>> start

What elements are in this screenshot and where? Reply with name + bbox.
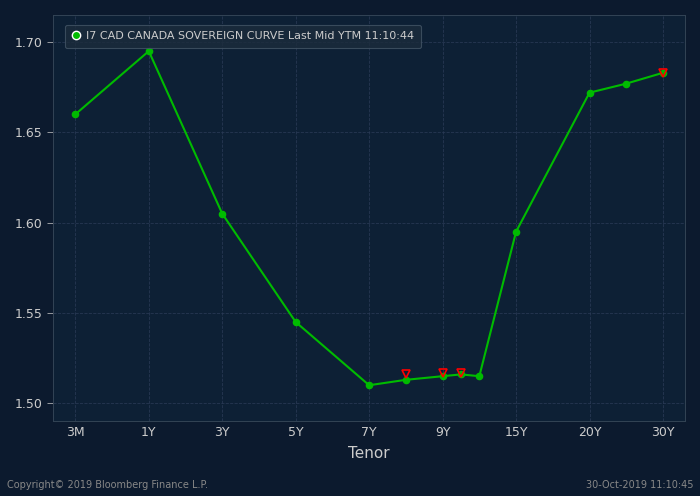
Point bbox=[437, 372, 448, 380]
Point bbox=[290, 318, 301, 326]
Point bbox=[621, 80, 632, 88]
Point bbox=[584, 89, 595, 97]
Point bbox=[474, 372, 485, 380]
Legend: I7 CAD CANADA SOVEREIGN CURVE Last Mid YTM 11:10:44: I7 CAD CANADA SOVEREIGN CURVE Last Mid Y… bbox=[65, 25, 421, 48]
X-axis label: Tenor: Tenor bbox=[349, 446, 390, 461]
Point bbox=[216, 210, 228, 218]
Point bbox=[144, 47, 155, 55]
Text: Copyright© 2019 Bloomberg Finance L.P.: Copyright© 2019 Bloomberg Finance L.P. bbox=[7, 480, 208, 490]
Point bbox=[400, 376, 412, 384]
Point bbox=[456, 371, 467, 378]
Point bbox=[657, 69, 668, 77]
Point bbox=[363, 381, 374, 389]
Point bbox=[70, 111, 81, 119]
Text: 30-Oct-2019 11:10:45: 30-Oct-2019 11:10:45 bbox=[585, 480, 693, 490]
Point bbox=[510, 228, 522, 236]
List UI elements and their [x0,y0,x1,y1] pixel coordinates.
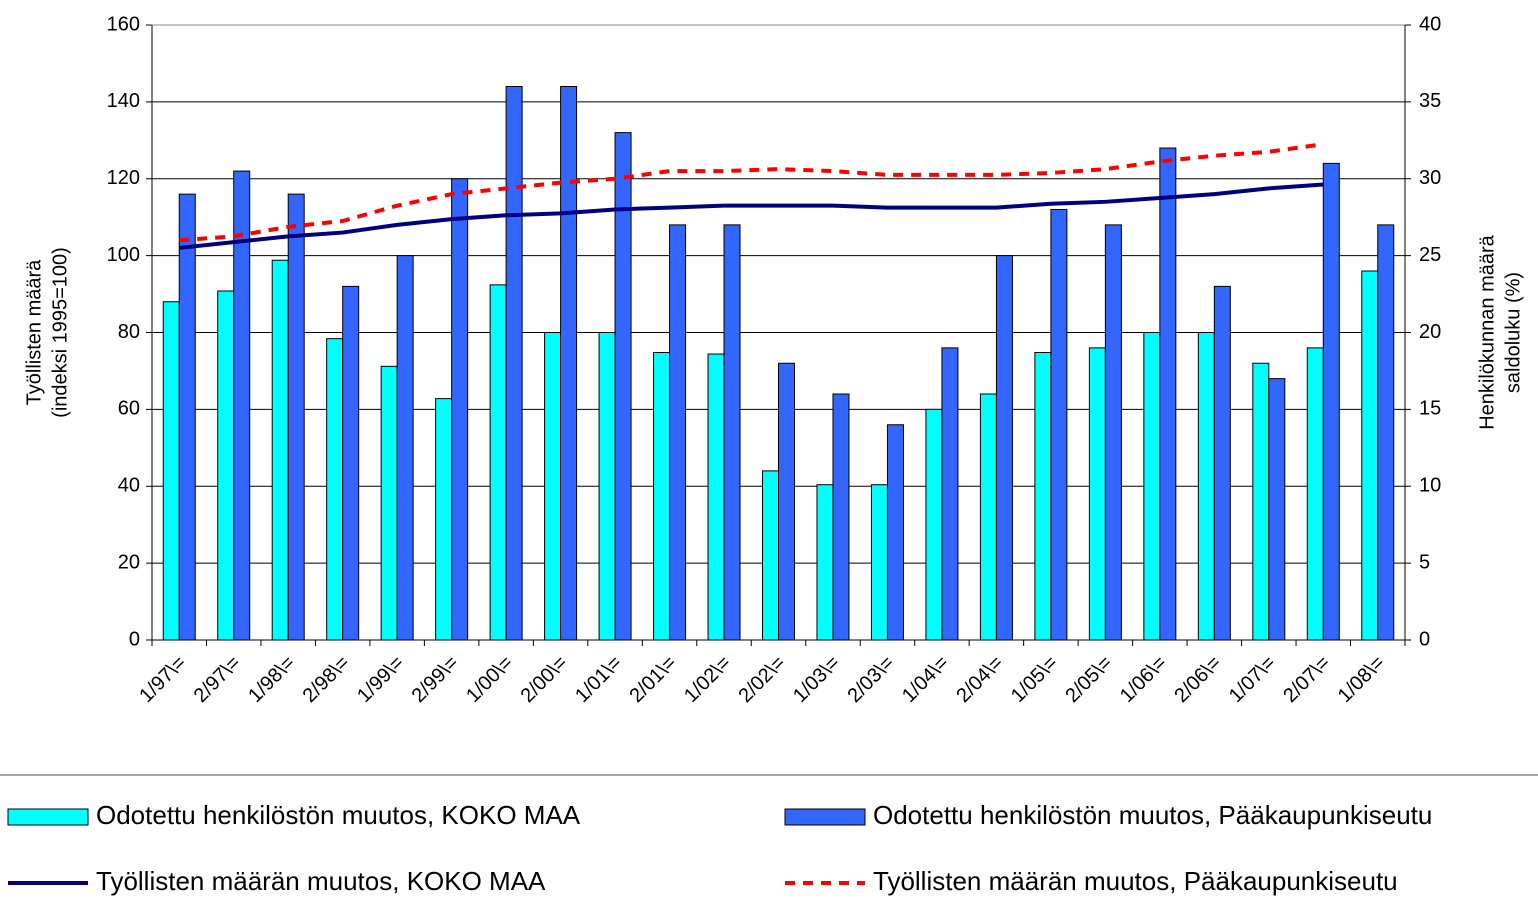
bar [544,332,562,641]
bar [451,178,469,641]
y2-axis-title: Henkilökunnan määrä [1476,234,1498,429]
bar [1268,378,1286,641]
bar [435,398,453,641]
bar [1306,347,1324,641]
bar [178,193,196,641]
y2-tick-label: 40 [1419,13,1441,35]
legend-swatch [7,808,89,826]
y2-tick-label: 10 [1419,475,1441,497]
bar [380,365,398,641]
y-tick-label: 40 [118,475,140,497]
bar [326,338,344,641]
bar [925,408,943,641]
y-tick-label: 100 [107,244,140,266]
y2-axis-title: saldoluku (%) [1502,272,1524,393]
y-tick-label: 60 [118,398,140,420]
bar [886,424,904,641]
legend-label: Työllisten määrän muutos, Pääkaupunkiseu… [873,866,1398,896]
bar [653,351,671,641]
y2-tick-label: 35 [1419,90,1441,112]
y-tick-label: 140 [107,90,140,112]
bar [707,353,725,641]
bar [1213,285,1231,641]
bar [1088,347,1106,641]
legend-label: Odotettu henkilöstön muutos, KOKO MAA [96,800,581,830]
bar [979,393,997,641]
y2-tick-label: 15 [1419,398,1441,420]
y2-tick-label: 25 [1419,244,1441,266]
bar [396,255,414,641]
y2-tick-label: 30 [1419,167,1441,189]
bar [505,86,523,641]
bar [342,285,360,641]
bar [1159,147,1177,641]
y-axis-title: (indeksi 1995=100) [49,247,71,418]
bar [287,193,305,641]
bar [1034,351,1052,641]
y-tick-label: 20 [118,551,140,573]
bar [1377,224,1395,641]
y-axis-title: Työllisten määrä [23,259,45,405]
bar [271,259,289,641]
bar [217,290,235,641]
y2-tick-label: 20 [1419,321,1441,343]
line [179,182,1324,250]
legend-label: Odotettu henkilöstön muutos, Pääkaupunki… [873,800,1432,830]
bar [669,224,687,641]
bar [1361,270,1379,641]
bar [162,301,180,641]
bar [995,255,1013,641]
bar [614,132,632,641]
y2-tick-label: 5 [1419,551,1430,573]
bar [560,86,578,641]
y-tick-label: 80 [118,321,140,343]
bar [1322,162,1340,641]
y-tick-label: 160 [107,13,140,35]
bar [778,362,795,641]
bar [1104,224,1122,641]
legend-swatch [784,808,866,826]
bar [723,224,741,641]
y-tick-label: 120 [107,167,140,189]
y-tick-label: 0 [129,628,140,650]
bar [816,484,834,641]
bar [1252,362,1270,641]
bar [489,284,507,641]
bar [233,170,251,641]
bar [1197,332,1215,641]
bar [762,470,779,641]
y2-tick-label: 0 [1419,628,1430,650]
bar [598,332,616,641]
bar [832,393,850,641]
bar [941,347,959,641]
bar [1143,332,1161,641]
legend-label: Työllisten määrän muutos, KOKO MAA [96,866,546,896]
bar [1050,209,1068,641]
bar [870,484,888,641]
line [179,142,1324,243]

>> end

● Written instruction:
Turn the material above into a Markdown table with two columns, "Row" and "Line", giving each non-blank line its own numbered row. Leave out the pictures.

● The response:
| Row | Line |
|---|---|
| 1 | What elements are in this screenshot and where? Reply with name + bbox. |
| 2 | Point bbox=[437, 372, 448, 380] |
| 3 | Point bbox=[290, 318, 301, 326] |
| 4 | Point bbox=[621, 80, 632, 88] |
| 5 | Point bbox=[584, 89, 595, 97] |
| 6 | Point bbox=[474, 372, 485, 380] |
| 7 | Legend: I7 CAD CANADA SOVEREIGN CURVE Last Mid YTM 11:10:44: I7 CAD CANADA SOVEREIGN CURVE Last Mid Y… bbox=[65, 25, 421, 48] |
| 8 | X-axis label: Tenor: Tenor bbox=[349, 446, 390, 461] |
| 9 | Point bbox=[216, 210, 228, 218] |
| 10 | Point bbox=[144, 47, 155, 55] |
| 11 | Text: Copyright© 2019 Bloomberg Finance L.P.: Copyright© 2019 Bloomberg Finance L.P. bbox=[7, 480, 208, 490] |
| 12 | Point bbox=[400, 376, 412, 384] |
| 13 | Point bbox=[456, 371, 467, 378] |
| 14 | Point bbox=[657, 69, 668, 77] |
| 15 | Point bbox=[363, 381, 374, 389] |
| 16 | Point bbox=[70, 111, 81, 119] |
| 17 | Text: 30-Oct-2019 11:10:45: 30-Oct-2019 11:10:45 bbox=[585, 480, 693, 490] |
| 18 | Point bbox=[510, 228, 522, 236] |
| 19 | List UI elements and their [x0,y0,x1,y1] pixel coordinates. |
| 20 | bar [544,332,562,641] |
| 21 | bar [451,178,469,641] |
| 22 | y2-axis-title: Henkilökunnan määrä [1476,234,1498,429] |
| 23 | bar [1268,378,1286,641] |
| 24 | bar [435,398,453,641] |
| 25 | bar [1306,347,1324,641] |
| 26 | bar [178,193,196,641] |
| 27 | y2-tick-label: 40 [1419,13,1441,35] |
| 28 | legend-swatch [7,808,89,826] |
| 29 | y2-tick-label: 10 [1419,475,1441,497] |
| 30 | bar [380,365,398,641] |
| 31 | y-tick-label: 40 [118,475,140,497] |
| 32 | bar [326,338,344,641] |
| 33 | bar [925,408,943,641] |
| 34 | y-tick-label: 100 [107,244,140,266] |
| 35 | y2-axis-title: saldoluku (%) [1502,272,1524,393] |
| 36 | y-tick-label: 60 [118,398,140,420] |
| 37 | bar [886,424,904,641] |
| 38 | legend-label: Työllisten määrän muutos, Pääkaupunkiseu… [873,866,1398,896] |
| 39 | bar [653,351,671,641] |
| 40 | y2-tick-label: 35 [1419,90,1441,112] |
| 41 | y-tick-label: 140 [107,90,140,112] |
| 42 | bar [707,353,725,641] |
| 43 | bar [1213,285,1231,641] |
| 44 | bar [1088,347,1106,641] |
| 45 | legend-label: Odotettu henkilöstön muutos, KOKO MAA [96,800,581,830] |
| 46 | bar [979,393,997,641] |
| 47 | y2-tick-label: 15 [1419,398,1441,420] |
| 48 | y2-tick-label: 25 [1419,244,1441,266] |
| 49 | bar [396,255,414,641] |
| 50 | y2-tick-label: 30 [1419,167,1441,189] |
| 51 | bar [505,86,523,641] |
| 52 | bar [342,285,360,641] |
| 53 | bar [1159,147,1177,641] |
| 54 | y-axis-title: (indeksi 1995=100) [49,247,71,418] |
| 55 | bar [287,193,305,641] |
| 56 | bar [1034,351,1052,641] |
| 57 | y-tick-label: 20 [118,551,140,573] |
| 58 | bar [1377,224,1395,641] |
| 59 | y-axis-title: Työllisten määrä [23,259,45,405] |
| 60 | bar [271,259,289,641] |
| 61 | bar [217,290,235,641] |
| 62 | y2-tick-label: 20 [1419,321,1441,343] |
| 63 | line [179,182,1324,250] |
| 64 | legend-label: Odotettu henkilöstön muutos, Pääkaupunki… [873,800,1432,830] |
| 65 | bar [669,224,687,641] |
| 66 | bar [1361,270,1379,641] |
| 67 | bar [162,301,180,641] |
| 68 | bar [995,255,1013,641] |
| 69 | bar [614,132,632,641] |
| 70 | y2-tick-label: 5 [1419,551,1430,573] |
| 71 | bar [560,86,578,641] |
| 72 | y-tick-label: 80 [118,321,140,343] |
| 73 | bar [1322,162,1340,641] |
| 74 | y-tick-label: 160 [107,13,140,35] |
| 75 | bar [778,362,795,641] |
| 76 | bar [1104,224,1122,641] |
| 77 | legend-swatch [784,808,866,826] |
| 78 | bar [723,224,741,641] |
| 79 | y-tick-label: 120 [107,167,140,189] |
| 80 | y-tick-label: 0 [129,628,140,650] |
| 81 | bar [816,484,834,641] |
| 82 | bar [1252,362,1270,641] |
| 83 | bar [489,284,507,641] |
| 84 | bar [233,170,251,641] |
| 85 | bar [1197,332,1215,641] |
| 86 | bar [762,470,779,641] |
| 87 | y2-tick-label: 0 [1419,628,1430,650] |
| 88 | bar [598,332,616,641] |
| 89 | bar [832,393,850,641] |
| 90 | bar [941,347,959,641] |
| 91 | bar [1143,332,1161,641] |
| 92 | legend-label: Työllisten määrän muutos, KOKO MAA [96,866,546,896] |
| 93 | bar [1050,209,1068,641] |
| 94 | bar [870,484,888,641] |
| 95 | line [179,142,1324,243] |